EXERCÍCIOS PROPOSTOS >>
(a) Enumere todas as datas distintas referidas no excerto jurídico sobre o prazo de recurso.
(b) Segundo o excerto jurídico sobre o prazo de recurso, em que data transitou em julgado o incidente de reclamação?

SECÇÃO DO DOCUMENTO >>
....................
G. Se for entendido que o prazo de 30 dias se deve contar em relação à data da decisão prolatada em 09.11.2023 (acrescido do prazo de 10 dias) e não em relação ao trânsito em julgado do incidente de reclamação (o que ocorreu em 18.12.2023), nesse caso, o recurso seria ainda tempestivo por força do art. 107.º-A do CPP, requerendo-se, nessa hipótese, que seja o Requerente notificado para proceder a tal pagamento.

(Como o Recorrente teve oportunidade de reconhecer por requerimento de 18.12.2023, o indeferimento desta segunda reclamação encontra-se justificado, nos termos da decisão singular de 04.12.2023.)

H. Na decisão singular recorrida, entende-se que o acórdão do Tribunal da Relação é irrecorrível por não ter conhecido do objeto do processo, nem ter julgado do mérito da causa, tendo outrossim sido proferido em procedimento específico da execução da pena suspensa, já depois da decisão final do objeto do processo. Neste sentido, tenha-se em conta o segmento que ora se transcreve dessa decisão:

«(…) No caso concreto, o acórdão de que o reclamante pretende recorrer, proferido em recurso, não conheceu do objeto do processo nem julgou do mérito da causa, sendo antes proferido em procedimento específico da execução da pena suspensa, previsto nos artigos 492.º e seguintes do CPP, isto é, já depois da decisão final do objeto do processo.
....................
EXTRATO DE DADOS >>
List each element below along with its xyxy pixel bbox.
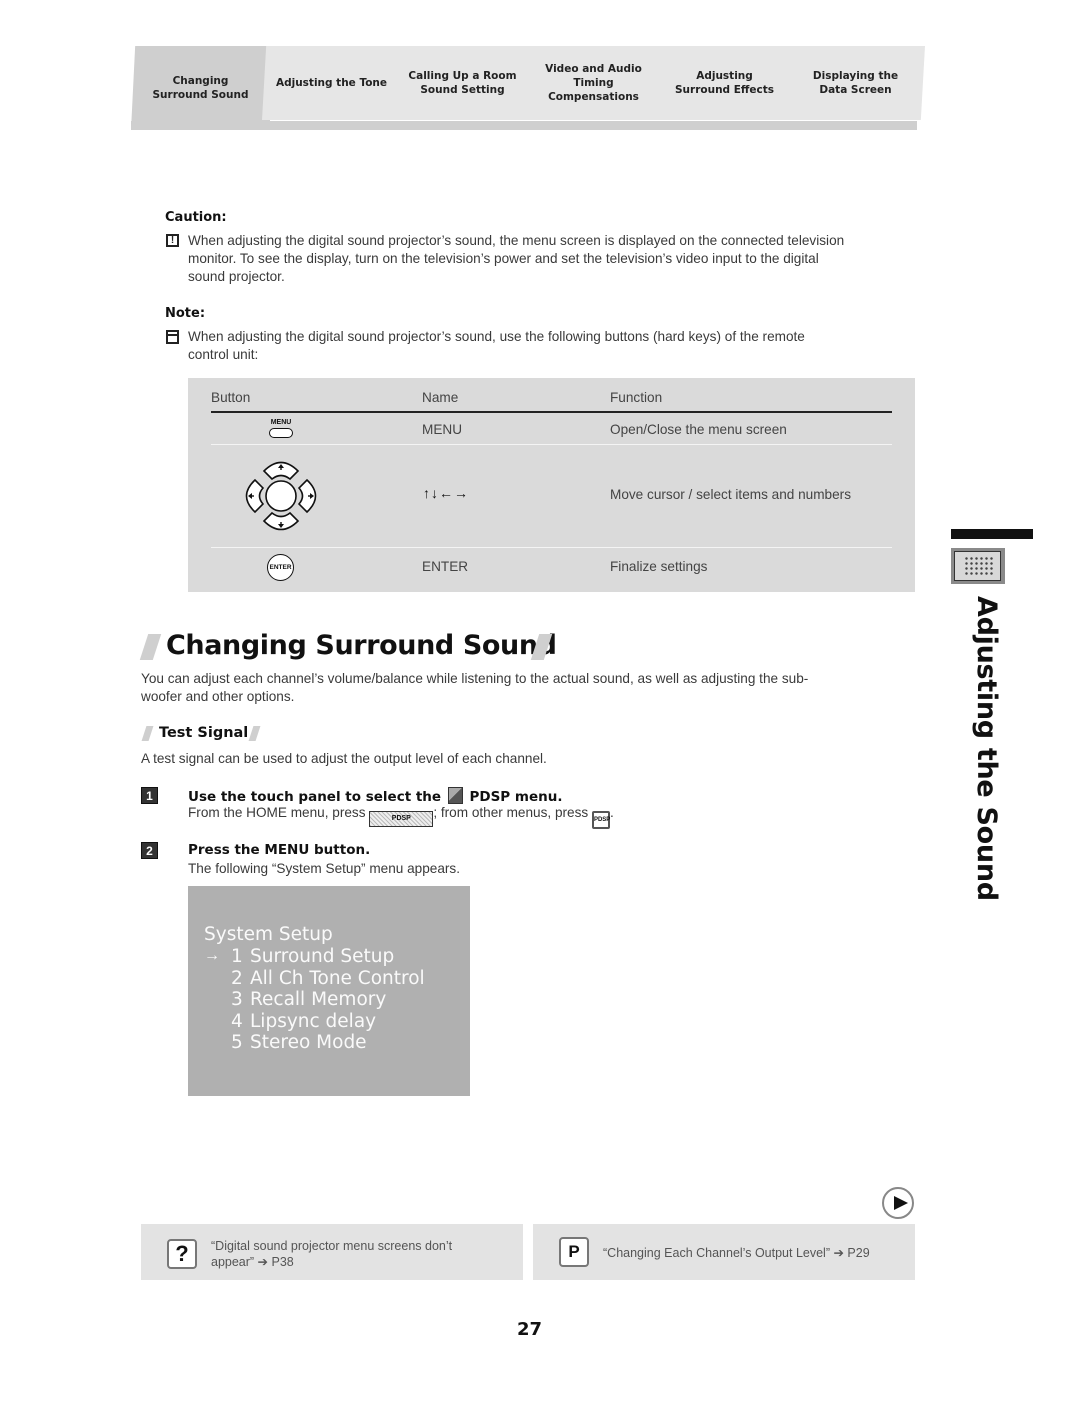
header-divider — [211, 411, 892, 413]
arrow-keys-name: ↑↓←→ — [423, 485, 469, 501]
chapter-tab-bar: Changing Surround Sound Adjusting the Ton… — [131, 46, 925, 131]
menu-item-lipsync-delay[interactable]: Lipsync delay — [250, 1011, 376, 1032]
tab-changing-surround-sound[interactable]: Changing Surround Sound — [131, 46, 270, 130]
tab-label: Data Screen — [819, 84, 892, 96]
tab-label: Changing — [172, 75, 229, 87]
tab-label: Surround Sound — [152, 89, 249, 101]
side-tab-bar — [951, 529, 1033, 539]
pdsp-small-button-icon: PDSP — [591, 811, 610, 829]
menu-item-number: 5 — [231, 1032, 243, 1053]
note-icon — [166, 330, 179, 344]
caution-line: When adjusting the digital sound project… — [188, 233, 845, 248]
step-title-text: Use the touch panel to select the — [188, 789, 442, 805]
tab-adjusting-surround-effects[interactable]: Adjusting Surround Effects — [655, 46, 794, 120]
subheading-slash-left — [141, 726, 154, 741]
subsection-text: A test signal can be used to adjust the … — [141, 751, 547, 766]
row-function: Move cursor / select items and numbers — [610, 487, 852, 502]
tab-label: Displaying the — [812, 70, 899, 82]
question-icon: ? — [167, 1239, 197, 1269]
side-chapter-title: Adjusting the Sound — [971, 596, 1002, 901]
reference-troubleshooting[interactable]: ? “Digital sound projector menu screens … — [141, 1224, 523, 1280]
reference-channel-output-level[interactable]: P “Changing Each Channel’s Output Level”… — [533, 1224, 915, 1280]
cursor-arrow-icon: → — [204, 947, 220, 964]
tab-label: Surround Effects — [674, 84, 775, 96]
tab-label: Timing — [573, 77, 614, 89]
tab-calling-up-room-sound[interactable]: Calling Up a Room Sound Setting — [393, 46, 532, 120]
menu-item-number: 4 — [231, 1011, 243, 1032]
exclamation-icon: ! — [166, 234, 179, 247]
caution-line: monitor. To see the display, turn on the… — [188, 251, 819, 266]
menu-item-number: 2 — [231, 968, 243, 989]
tab-adjusting-the-tone[interactable]: Adjusting the Tone — [262, 46, 401, 120]
step-text-part: From the HOME menu, press — [188, 805, 366, 820]
row-name: ENTER — [422, 559, 469, 574]
caution-text: When adjusting the digital sound project… — [188, 232, 844, 286]
note-text: When adjusting the digital sound project… — [188, 328, 805, 364]
step-text-part: ; from other menus, press — [433, 805, 589, 820]
step-number: 1 — [141, 787, 158, 804]
tab-label: Adjusting — [696, 70, 753, 82]
row-divider — [211, 547, 892, 548]
page-reference-icon: P — [559, 1237, 589, 1267]
note-heading: Note: — [165, 306, 206, 321]
menu-item-stereo-mode[interactable]: Stereo Mode — [250, 1032, 367, 1053]
column-header-function: Function — [610, 390, 663, 405]
system-setup-screen: System Setup → 1 Surround Setup 2 All Ch… — [188, 886, 470, 1096]
caution-line: sound projector. — [188, 269, 285, 284]
tab-label: Compensations — [548, 91, 639, 103]
menu-item-surround-setup[interactable]: Surround Setup — [250, 946, 394, 967]
subsection-title: Test Signal — [159, 725, 249, 741]
tab-displaying-data-screen[interactable]: Displaying the Data Screen — [786, 46, 925, 120]
next-page-button[interactable] — [882, 1187, 914, 1219]
menu-item-recall-memory[interactable]: Recall Memory — [250, 989, 386, 1010]
tab-label: Sound Setting — [420, 84, 505, 96]
reference-line: appear” ➔ P38 — [211, 1255, 294, 1269]
row-name: MENU — [422, 422, 463, 437]
step-title: Press the MENU button. — [188, 842, 371, 858]
row-divider — [211, 444, 892, 445]
pdsp-home-button-icon: PDSP — [369, 811, 434, 827]
step-title-text: PDSP menu. — [469, 789, 563, 805]
tab-video-audio-timing[interactable]: Video and Audio Timing Compensations — [524, 46, 663, 120]
enter-button-icon: ENTER — [267, 554, 294, 581]
menu-item-all-ch-tone-control[interactable]: All Ch Tone Control — [250, 968, 425, 989]
reference-line: “Digital sound projector menu screens do… — [211, 1239, 453, 1253]
note-line: control unit: — [188, 347, 259, 362]
column-header-button: Button — [211, 390, 251, 405]
row-function: Finalize settings — [610, 559, 708, 574]
cursor-pad-icon — [245, 461, 317, 531]
speaker-grid-icon — [951, 548, 1005, 584]
page-number: 27 — [517, 1319, 543, 1340]
pdsp-menu-icon — [447, 787, 463, 804]
menu-button-icon: MENU — [268, 419, 294, 438]
menu-item-number: 3 — [231, 989, 243, 1010]
section-intro: You can adjust each channel’s volume/bal… — [141, 670, 808, 706]
step-number: 2 — [141, 842, 158, 859]
subheading-slash-right — [248, 726, 261, 741]
tab-label: Calling Up a Room — [408, 70, 517, 82]
step-text: From the HOME menu, press PDSP; from oth… — [188, 805, 614, 829]
tab-label: Adjusting the Tone — [275, 77, 388, 89]
screen-title: System Setup — [204, 924, 333, 945]
menu-item-number: 1 — [231, 946, 243, 967]
tab-label: Video and Audio — [545, 63, 642, 75]
heading-slash-left — [139, 634, 162, 660]
section-title: Changing Surround Sound — [166, 630, 557, 661]
step-title: Use the touch panel to select the PDSP m… — [188, 787, 562, 805]
reference-text: “Digital sound projector menu screens do… — [211, 1238, 452, 1270]
remote-buttons-table: Button Name Function MENU MENU Open/Clos… — [188, 378, 915, 592]
intro-line: woofer and other options. — [141, 689, 295, 704]
note-line: When adjusting the digital sound project… — [188, 329, 805, 344]
caution-heading: Caution: — [165, 210, 227, 225]
row-function: Open/Close the menu screen — [610, 422, 787, 437]
reference-text: “Changing Each Channel’s Output Level” ➔… — [603, 1246, 870, 1260]
step-text: The following “System Setup” menu appear… — [188, 861, 461, 876]
menu-button-label: MENU — [270, 419, 292, 426]
intro-line: You can adjust each channel’s volume/bal… — [141, 671, 809, 686]
step-text-part: . — [609, 805, 614, 820]
column-header-name: Name — [422, 390, 459, 405]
....................
TAREFAS RESOLVIDAS >>
(a) 09.11.2023; 18.12.2023; 04.12.2023

(b) Em 18.12.2023.